### PROBLEM DETAILS:
Update the lines from the start of the list through the line that contains "cell-op: TC [716,406,738,423]", and return only those lines with every "cell-addr" changed to "cell-address" and nothing else altered.

## Begin

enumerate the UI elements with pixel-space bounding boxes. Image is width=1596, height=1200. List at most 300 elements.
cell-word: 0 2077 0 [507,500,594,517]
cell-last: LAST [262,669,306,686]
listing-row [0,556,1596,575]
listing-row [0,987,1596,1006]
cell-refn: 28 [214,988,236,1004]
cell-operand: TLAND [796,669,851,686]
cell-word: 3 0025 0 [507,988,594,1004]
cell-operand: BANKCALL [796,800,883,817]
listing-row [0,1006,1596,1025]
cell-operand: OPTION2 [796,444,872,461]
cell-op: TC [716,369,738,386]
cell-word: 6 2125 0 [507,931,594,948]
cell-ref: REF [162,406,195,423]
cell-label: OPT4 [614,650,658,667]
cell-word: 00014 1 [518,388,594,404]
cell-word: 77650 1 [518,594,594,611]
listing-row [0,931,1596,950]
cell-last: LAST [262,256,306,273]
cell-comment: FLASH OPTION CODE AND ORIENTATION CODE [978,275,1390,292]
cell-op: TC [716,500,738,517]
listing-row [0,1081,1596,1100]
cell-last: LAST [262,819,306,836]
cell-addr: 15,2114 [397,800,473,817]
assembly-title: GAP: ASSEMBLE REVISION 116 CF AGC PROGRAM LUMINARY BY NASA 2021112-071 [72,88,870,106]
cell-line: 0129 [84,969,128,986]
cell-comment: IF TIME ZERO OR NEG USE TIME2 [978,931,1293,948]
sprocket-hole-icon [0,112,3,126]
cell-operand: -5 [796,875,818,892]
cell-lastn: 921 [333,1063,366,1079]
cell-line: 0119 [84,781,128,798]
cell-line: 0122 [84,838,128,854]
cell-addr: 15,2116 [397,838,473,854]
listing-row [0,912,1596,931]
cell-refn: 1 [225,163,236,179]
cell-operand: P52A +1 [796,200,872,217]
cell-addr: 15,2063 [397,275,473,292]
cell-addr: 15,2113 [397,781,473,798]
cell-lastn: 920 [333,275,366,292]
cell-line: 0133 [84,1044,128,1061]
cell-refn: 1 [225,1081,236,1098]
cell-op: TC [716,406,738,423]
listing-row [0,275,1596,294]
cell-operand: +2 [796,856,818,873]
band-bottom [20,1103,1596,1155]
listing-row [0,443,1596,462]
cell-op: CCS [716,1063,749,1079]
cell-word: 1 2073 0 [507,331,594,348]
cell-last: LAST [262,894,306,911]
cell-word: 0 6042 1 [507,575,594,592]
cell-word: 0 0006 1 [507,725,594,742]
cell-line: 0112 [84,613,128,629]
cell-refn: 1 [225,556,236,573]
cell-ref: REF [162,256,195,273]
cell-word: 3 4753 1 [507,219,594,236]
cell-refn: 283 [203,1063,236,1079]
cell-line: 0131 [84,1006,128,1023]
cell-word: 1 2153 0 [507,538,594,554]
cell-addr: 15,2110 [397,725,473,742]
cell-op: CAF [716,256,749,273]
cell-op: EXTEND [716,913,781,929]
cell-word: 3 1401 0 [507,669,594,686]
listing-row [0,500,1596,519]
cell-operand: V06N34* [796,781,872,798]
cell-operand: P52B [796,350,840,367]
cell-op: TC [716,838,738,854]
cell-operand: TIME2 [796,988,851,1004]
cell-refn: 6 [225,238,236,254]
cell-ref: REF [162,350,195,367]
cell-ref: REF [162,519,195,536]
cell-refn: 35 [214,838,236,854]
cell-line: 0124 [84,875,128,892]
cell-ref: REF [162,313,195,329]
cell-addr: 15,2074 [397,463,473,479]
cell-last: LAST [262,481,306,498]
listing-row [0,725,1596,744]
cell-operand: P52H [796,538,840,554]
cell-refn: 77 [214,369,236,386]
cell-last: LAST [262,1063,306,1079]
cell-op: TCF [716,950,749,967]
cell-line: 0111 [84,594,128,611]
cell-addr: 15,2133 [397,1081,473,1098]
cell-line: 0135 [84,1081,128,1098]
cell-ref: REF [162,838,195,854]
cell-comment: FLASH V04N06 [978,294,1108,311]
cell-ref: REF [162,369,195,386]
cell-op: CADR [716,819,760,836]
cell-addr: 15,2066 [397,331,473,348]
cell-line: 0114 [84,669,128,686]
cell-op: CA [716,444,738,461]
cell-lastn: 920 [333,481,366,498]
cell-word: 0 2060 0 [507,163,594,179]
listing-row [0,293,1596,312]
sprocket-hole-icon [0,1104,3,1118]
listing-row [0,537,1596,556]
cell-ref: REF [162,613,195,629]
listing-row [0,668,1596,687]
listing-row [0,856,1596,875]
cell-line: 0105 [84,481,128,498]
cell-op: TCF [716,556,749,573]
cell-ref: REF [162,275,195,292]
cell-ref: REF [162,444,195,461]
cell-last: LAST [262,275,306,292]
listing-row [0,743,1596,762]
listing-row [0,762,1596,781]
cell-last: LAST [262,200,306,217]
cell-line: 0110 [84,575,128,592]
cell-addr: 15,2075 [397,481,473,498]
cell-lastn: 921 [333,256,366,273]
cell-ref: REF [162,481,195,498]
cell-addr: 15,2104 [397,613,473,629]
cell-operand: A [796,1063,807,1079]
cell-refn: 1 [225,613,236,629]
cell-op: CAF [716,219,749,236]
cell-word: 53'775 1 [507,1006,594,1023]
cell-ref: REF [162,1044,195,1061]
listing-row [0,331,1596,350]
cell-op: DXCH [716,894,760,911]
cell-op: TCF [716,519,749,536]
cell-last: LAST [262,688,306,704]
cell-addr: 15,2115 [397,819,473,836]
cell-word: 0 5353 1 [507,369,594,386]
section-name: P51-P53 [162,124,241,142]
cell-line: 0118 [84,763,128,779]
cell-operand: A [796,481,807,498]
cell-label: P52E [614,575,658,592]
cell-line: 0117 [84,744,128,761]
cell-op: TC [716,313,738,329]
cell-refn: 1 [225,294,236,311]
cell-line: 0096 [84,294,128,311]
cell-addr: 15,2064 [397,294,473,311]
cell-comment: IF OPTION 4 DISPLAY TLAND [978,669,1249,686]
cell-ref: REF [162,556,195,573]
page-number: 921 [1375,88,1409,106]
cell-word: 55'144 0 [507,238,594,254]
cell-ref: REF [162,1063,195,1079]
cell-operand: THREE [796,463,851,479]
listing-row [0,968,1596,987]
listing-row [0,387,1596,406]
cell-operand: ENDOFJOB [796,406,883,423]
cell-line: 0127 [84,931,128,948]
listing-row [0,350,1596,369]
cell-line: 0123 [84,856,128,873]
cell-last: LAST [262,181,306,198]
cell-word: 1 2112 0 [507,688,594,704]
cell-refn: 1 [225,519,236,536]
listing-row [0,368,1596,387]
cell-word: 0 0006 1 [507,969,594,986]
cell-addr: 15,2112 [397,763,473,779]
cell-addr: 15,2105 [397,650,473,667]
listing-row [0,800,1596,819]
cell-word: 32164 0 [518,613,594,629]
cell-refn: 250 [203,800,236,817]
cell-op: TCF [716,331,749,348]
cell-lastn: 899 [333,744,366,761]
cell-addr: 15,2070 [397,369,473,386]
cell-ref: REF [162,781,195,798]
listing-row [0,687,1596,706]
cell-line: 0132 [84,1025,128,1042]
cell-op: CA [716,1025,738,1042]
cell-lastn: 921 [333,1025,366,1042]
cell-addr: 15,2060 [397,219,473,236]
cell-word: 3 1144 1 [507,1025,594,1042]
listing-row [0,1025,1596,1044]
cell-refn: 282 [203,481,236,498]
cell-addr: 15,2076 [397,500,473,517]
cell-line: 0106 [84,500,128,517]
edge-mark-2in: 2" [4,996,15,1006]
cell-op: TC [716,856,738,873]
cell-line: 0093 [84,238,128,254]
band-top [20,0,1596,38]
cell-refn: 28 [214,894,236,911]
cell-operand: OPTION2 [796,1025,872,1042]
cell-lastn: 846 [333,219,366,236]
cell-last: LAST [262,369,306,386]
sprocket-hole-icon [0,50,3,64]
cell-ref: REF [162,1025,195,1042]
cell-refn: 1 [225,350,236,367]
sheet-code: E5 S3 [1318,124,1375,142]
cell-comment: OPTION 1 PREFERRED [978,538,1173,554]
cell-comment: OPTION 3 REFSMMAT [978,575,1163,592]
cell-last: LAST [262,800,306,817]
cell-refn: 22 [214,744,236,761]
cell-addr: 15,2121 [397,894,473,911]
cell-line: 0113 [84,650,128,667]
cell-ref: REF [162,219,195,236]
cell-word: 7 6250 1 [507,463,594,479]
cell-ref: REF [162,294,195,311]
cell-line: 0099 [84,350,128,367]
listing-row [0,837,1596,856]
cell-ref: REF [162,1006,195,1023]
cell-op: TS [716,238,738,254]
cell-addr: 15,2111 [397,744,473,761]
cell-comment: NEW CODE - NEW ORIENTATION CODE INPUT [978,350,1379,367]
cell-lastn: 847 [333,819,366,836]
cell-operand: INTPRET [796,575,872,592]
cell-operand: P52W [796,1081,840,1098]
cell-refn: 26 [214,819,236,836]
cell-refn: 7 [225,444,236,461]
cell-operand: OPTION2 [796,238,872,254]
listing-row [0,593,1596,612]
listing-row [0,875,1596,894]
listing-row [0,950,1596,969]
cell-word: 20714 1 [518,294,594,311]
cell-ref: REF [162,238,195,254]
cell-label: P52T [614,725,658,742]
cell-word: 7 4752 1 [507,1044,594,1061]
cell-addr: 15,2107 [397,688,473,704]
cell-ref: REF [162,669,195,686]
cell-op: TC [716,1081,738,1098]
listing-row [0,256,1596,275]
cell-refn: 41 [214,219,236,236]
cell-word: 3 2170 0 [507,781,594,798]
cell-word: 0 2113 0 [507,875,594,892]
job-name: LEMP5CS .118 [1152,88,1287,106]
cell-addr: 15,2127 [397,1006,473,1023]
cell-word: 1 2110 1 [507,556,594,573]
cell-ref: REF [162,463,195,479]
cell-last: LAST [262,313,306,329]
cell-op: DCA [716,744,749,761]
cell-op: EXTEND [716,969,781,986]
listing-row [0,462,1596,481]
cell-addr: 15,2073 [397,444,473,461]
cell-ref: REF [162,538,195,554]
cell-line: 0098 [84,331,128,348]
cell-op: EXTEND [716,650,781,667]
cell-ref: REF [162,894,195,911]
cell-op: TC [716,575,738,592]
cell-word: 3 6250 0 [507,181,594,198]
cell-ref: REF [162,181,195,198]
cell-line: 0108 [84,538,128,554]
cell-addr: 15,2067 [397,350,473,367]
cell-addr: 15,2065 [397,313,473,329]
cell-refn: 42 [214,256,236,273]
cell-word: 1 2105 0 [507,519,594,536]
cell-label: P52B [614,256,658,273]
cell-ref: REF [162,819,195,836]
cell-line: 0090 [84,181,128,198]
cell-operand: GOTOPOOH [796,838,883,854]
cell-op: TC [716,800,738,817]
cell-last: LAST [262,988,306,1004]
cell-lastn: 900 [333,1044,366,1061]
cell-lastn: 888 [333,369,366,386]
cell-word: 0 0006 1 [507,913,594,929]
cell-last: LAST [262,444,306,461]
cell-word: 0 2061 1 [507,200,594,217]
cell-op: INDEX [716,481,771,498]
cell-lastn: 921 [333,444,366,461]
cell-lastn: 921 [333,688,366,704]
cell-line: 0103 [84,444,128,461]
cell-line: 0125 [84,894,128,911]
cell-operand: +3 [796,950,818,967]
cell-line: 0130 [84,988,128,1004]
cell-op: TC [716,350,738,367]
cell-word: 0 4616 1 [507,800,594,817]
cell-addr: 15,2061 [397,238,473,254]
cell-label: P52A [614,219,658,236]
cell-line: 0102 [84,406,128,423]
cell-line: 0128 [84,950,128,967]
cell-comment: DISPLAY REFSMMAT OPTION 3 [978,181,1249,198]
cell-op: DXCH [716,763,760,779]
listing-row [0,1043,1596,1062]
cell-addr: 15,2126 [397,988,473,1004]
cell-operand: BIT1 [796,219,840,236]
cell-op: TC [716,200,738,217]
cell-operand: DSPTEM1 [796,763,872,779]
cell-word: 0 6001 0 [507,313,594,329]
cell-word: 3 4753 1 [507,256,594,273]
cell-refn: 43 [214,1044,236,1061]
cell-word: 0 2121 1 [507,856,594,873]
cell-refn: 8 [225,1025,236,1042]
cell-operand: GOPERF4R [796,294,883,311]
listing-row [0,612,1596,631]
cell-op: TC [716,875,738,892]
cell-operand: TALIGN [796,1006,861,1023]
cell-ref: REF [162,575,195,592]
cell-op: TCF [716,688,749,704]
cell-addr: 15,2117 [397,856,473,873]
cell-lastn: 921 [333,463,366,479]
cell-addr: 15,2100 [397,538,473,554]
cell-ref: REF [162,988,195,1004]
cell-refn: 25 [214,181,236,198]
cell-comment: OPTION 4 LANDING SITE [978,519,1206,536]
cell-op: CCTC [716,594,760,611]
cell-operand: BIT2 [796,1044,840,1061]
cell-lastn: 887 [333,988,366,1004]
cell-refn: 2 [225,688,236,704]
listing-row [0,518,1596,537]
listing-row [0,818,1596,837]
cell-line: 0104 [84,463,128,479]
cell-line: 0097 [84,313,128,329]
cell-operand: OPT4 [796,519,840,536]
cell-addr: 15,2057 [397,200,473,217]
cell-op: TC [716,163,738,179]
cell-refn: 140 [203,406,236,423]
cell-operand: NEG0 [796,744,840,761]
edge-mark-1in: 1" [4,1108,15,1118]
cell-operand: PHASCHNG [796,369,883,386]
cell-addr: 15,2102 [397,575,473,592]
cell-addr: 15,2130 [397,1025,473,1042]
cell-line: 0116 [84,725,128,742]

## End

### ANSWER:
enumerate the UI elements with pixel-space bounding boxes. Image is width=1596, height=1200. List at most 300 elements.
cell-word: 0 2077 0 [507,500,594,517]
cell-last: LAST [262,669,306,686]
listing-row [0,556,1596,575]
listing-row [0,987,1596,1006]
cell-refn: 28 [214,988,236,1004]
cell-operand: TLAND [796,669,851,686]
cell-word: 3 0025 0 [507,988,594,1004]
cell-operand: BANKCALL [796,800,883,817]
listing-row [0,1006,1596,1025]
cell-operand: OPTION2 [796,444,872,461]
cell-op: TC [716,369,738,386]
cell-word: 6 2125 0 [507,931,594,948]
cell-ref: REF [162,406,195,423]
cell-label: OPT4 [614,650,658,667]
cell-word: 00014 1 [518,388,594,404]
cell-word: 77650 1 [518,594,594,611]
listing-row [0,931,1596,950]
cell-last: LAST [262,256,306,273]
cell-comment: FLASH OPTION CODE AND ORIENTATION CODE [978,275,1390,292]
cell-op: TC [716,500,738,517]
listing-row [0,1081,1596,1100]
cell-last: LAST [262,819,306,836]
cell-address: 15,2114 [397,800,473,817]
assembly-title: GAP: ASSEMBLE REVISION 116 CF AGC PROGRAM LUMINARY BY NASA 2021112-071 [72,88,870,106]
cell-line: 0129 [84,969,128,986]
cell-comment: IF TIME ZERO OR NEG USE TIME2 [978,931,1293,948]
sprocket-hole-icon [0,112,3,126]
cell-operand: -5 [796,875,818,892]
cell-lastn: 921 [333,1063,366,1079]
cell-line: 0119 [84,781,128,798]
cell-line: 0122 [84,838,128,854]
cell-address: 15,2116 [397,838,473,854]
listing-row [0,912,1596,931]
cell-refn: 1 [225,163,236,179]
cell-operand: P52A +1 [796,200,872,217]
cell-address: 15,2063 [397,275,473,292]
cell-address: 15,2113 [397,781,473,798]
cell-lastn: 920 [333,275,366,292]
cell-line: 0133 [84,1044,128,1061]
cell-refn: 1 [225,1081,236,1098]
cell-op: TC [716,406,738,423]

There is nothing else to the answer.